*** Entries supplied
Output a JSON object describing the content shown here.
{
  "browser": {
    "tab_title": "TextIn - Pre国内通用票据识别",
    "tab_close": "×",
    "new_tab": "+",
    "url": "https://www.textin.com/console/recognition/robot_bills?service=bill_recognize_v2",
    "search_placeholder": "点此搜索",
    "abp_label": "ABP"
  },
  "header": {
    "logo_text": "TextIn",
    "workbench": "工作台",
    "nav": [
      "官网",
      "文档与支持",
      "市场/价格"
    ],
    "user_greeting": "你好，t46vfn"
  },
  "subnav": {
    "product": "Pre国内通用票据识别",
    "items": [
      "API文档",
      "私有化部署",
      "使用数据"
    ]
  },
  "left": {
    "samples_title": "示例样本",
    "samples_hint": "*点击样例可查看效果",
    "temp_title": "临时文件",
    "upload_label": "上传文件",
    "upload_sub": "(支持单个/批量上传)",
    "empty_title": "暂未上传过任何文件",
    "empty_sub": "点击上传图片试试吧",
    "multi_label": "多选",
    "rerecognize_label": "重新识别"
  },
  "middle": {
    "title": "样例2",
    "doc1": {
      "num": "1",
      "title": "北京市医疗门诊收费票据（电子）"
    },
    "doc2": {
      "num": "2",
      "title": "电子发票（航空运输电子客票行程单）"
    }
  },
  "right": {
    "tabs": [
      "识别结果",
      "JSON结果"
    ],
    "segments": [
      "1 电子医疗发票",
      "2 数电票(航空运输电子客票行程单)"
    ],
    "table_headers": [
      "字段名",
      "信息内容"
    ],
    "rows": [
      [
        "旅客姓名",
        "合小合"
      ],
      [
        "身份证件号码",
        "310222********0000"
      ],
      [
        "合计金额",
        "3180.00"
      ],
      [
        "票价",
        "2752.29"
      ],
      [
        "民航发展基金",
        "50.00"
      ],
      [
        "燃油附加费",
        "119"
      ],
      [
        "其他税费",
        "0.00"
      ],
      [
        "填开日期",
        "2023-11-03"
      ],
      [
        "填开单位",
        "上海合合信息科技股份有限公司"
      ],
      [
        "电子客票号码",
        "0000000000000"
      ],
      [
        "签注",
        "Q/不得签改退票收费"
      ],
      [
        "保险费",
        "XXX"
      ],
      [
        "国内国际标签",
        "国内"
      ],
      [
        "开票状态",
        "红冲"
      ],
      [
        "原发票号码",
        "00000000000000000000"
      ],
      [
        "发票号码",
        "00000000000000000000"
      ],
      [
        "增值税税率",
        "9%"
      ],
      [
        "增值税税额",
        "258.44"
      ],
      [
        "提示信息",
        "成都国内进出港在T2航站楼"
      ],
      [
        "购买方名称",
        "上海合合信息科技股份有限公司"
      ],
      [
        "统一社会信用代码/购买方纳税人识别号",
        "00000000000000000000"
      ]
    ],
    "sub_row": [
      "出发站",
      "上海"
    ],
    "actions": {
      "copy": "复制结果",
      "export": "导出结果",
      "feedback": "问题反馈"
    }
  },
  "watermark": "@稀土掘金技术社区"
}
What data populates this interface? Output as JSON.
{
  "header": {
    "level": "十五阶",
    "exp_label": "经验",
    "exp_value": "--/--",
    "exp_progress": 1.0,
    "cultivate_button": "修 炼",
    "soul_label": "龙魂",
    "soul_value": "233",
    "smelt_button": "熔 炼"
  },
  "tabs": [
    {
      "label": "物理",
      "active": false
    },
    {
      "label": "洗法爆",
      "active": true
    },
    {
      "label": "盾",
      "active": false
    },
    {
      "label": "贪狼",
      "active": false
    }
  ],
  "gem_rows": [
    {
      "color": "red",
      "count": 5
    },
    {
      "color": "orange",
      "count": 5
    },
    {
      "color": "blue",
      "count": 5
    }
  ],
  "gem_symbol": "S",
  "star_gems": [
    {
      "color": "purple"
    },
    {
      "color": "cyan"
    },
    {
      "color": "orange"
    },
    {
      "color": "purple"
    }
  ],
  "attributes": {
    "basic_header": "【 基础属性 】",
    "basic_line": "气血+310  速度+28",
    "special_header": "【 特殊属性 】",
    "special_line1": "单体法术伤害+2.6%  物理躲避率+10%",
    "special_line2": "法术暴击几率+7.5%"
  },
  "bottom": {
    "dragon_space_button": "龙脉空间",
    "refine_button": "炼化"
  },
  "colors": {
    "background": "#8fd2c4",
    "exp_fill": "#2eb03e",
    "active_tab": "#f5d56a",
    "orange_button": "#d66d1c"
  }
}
******
Repeat only the lines running from the line that contains "What data populates" through the last line above, inclusive.

What data populates this interface? Output as JSON.
{
  "header": {
    "level": "十五阶",
    "exp_label": "经验",
    "exp_value": "--/--",
    "exp_progress": 1.0,
    "cultivate_button": "修 炼",
    "soul_label": "龙魂",
    "soul_value": "233",
    "smelt_button": "熔 炼"
  },
  "tabs": [
    {
      "label": "物理",
      "active": false
    },
    {
      "label": "洗法爆",
      "active": true
    },
    {
      "label": "盾",
      "active": false
    },
    {
      "label": "贪狼",
      "active": false
    }
  ],
  "gem_rows": [
    {
      "color": "red",
      "count": 5
    },
    {
      "color": "orange",
      "count": 5
    },
    {
      "color": "blue",
      "count": 5
    }
  ],
  "gem_symbol": "S",
  "star_gems": [
    {
      "color": "purple"
    },
    {
      "color": "cyan"
    },
    {
      "color": "orange"
    },
    {
      "color": "purple"
    }
  ],
  "attributes": {
    "basic_header": "【 基础属性 】",
    "basic_line": "气血+310  速度+28",
    "special_header": "【 特殊属性 】",
    "special_line1": "单体法术伤害+2.6%  物理躲避率+10%",
    "special_line2": "法术暴击几率+7.5%"
  },
  "bottom": {
    "dragon_space_button": "龙脉空间",
    "refine_button": "炼化"
  },
  "colors": {
    "background": "#8fd2c4",
    "exp_fill": "#2eb03e",
    "active_tab": "#f5d56a",
    "orange_button": "#d66d1c"
  }
}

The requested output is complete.